»»

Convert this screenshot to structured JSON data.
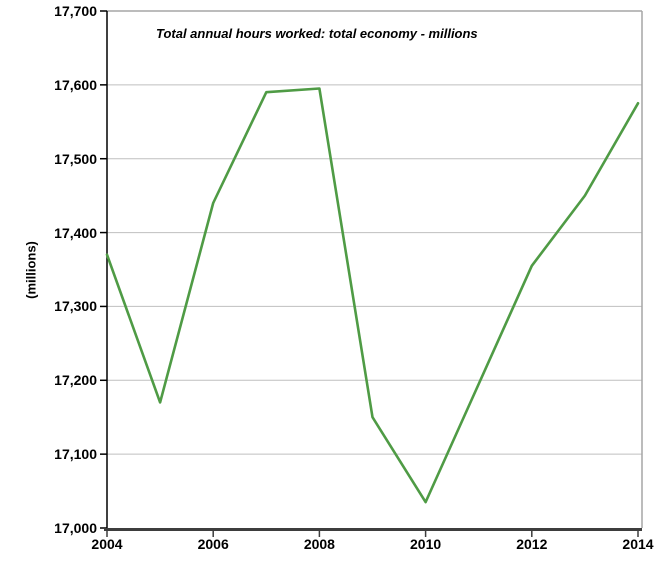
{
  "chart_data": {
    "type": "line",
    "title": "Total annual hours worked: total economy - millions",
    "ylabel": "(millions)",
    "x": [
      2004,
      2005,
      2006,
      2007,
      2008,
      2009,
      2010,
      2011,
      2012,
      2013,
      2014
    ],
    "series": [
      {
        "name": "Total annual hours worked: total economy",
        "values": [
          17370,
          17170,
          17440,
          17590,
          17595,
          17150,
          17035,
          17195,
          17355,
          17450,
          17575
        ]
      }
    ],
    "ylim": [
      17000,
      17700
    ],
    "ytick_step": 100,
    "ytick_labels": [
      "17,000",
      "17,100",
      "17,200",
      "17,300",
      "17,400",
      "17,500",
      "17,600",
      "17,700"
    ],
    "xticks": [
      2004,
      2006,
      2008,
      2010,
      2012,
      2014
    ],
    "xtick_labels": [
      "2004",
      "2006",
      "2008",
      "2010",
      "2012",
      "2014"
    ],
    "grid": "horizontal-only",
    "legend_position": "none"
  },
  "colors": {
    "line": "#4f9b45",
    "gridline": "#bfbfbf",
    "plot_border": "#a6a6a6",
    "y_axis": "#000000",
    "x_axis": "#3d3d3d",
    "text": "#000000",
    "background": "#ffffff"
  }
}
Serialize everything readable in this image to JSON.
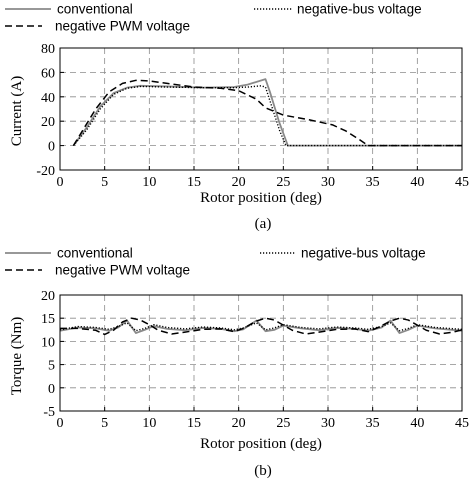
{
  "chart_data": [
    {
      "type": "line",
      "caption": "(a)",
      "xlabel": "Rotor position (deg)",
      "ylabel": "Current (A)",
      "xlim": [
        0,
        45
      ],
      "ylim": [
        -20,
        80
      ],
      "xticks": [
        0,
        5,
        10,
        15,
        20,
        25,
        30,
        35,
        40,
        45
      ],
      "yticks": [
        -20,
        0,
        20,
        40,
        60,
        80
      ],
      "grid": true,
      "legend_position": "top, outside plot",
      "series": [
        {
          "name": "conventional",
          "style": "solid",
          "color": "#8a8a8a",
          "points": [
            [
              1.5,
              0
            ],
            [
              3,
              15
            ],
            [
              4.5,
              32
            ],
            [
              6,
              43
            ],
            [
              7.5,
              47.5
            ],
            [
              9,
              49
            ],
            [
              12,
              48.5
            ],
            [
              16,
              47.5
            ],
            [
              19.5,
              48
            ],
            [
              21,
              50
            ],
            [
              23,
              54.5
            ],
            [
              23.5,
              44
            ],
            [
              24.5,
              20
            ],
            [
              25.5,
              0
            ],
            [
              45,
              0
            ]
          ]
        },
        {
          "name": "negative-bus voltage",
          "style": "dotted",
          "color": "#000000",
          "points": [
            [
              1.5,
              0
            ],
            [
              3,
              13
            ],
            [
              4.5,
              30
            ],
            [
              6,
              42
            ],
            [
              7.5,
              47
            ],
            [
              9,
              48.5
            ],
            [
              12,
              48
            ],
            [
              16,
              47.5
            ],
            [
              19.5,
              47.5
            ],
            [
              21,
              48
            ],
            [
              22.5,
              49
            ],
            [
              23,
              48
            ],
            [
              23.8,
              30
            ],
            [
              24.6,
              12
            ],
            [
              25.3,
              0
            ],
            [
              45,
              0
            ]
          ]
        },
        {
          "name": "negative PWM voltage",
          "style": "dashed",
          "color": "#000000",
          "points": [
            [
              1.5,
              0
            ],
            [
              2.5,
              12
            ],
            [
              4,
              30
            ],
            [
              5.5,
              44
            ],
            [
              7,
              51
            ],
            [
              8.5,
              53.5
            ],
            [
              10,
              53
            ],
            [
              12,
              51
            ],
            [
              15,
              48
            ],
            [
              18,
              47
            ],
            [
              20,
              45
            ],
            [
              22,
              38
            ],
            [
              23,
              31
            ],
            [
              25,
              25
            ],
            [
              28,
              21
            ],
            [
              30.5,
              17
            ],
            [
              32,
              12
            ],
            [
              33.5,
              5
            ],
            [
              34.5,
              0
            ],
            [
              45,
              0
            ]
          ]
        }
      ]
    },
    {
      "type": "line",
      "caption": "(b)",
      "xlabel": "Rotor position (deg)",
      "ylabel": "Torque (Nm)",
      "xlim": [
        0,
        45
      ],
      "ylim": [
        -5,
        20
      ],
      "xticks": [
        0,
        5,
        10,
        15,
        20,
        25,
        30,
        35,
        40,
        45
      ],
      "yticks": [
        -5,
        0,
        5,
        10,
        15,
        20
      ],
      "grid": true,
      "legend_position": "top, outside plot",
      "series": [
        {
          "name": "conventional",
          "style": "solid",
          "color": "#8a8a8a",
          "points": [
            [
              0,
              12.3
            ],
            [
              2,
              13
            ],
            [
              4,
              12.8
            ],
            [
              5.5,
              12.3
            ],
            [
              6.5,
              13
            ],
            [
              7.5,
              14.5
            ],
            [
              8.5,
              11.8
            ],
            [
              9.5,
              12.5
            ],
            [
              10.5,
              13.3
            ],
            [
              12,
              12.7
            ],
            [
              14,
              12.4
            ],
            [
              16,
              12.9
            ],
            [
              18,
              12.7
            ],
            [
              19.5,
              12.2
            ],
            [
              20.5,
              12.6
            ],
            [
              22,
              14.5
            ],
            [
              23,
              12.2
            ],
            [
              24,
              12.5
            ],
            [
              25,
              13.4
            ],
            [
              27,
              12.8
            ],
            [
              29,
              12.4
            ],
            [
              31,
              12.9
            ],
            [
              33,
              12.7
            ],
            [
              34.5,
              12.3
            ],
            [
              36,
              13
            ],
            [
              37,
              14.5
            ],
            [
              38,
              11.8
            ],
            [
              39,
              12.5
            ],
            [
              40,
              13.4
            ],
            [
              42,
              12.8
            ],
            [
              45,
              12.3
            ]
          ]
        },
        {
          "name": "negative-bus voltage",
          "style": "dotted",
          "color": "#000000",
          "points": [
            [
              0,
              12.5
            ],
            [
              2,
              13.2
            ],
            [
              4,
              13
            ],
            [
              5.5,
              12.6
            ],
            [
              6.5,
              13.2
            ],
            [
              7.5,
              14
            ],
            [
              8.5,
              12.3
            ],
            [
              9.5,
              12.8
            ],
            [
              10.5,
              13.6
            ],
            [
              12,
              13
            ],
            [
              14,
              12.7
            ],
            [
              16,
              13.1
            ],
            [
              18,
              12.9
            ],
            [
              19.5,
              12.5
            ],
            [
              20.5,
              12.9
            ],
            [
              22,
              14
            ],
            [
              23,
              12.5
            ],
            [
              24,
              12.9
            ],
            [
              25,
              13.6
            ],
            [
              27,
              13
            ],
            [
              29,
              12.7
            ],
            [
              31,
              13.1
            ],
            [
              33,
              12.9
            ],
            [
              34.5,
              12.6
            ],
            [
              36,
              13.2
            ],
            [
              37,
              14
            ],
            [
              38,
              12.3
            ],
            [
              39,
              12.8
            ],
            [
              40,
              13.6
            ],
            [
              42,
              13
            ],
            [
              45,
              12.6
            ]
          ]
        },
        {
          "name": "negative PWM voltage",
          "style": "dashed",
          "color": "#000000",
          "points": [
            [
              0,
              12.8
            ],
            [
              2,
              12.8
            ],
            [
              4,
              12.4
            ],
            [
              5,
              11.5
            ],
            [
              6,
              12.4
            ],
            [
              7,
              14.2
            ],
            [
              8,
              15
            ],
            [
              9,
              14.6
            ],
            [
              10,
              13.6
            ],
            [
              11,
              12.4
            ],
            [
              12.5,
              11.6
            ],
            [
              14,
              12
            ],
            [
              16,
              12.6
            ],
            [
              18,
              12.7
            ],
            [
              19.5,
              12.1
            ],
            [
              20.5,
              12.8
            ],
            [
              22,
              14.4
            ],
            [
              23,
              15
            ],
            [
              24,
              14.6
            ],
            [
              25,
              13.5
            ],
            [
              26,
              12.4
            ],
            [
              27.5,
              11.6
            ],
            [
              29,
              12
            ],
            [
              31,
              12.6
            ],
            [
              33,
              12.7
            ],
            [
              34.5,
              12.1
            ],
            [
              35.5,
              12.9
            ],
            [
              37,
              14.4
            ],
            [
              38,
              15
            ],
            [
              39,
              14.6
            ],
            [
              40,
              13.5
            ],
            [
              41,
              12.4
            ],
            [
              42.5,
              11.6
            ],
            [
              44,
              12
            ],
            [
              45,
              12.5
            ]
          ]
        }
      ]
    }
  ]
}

««

Tell how many lines of the material above hold "worked", answering with a bare number.

• **COMPLETED TASK**
2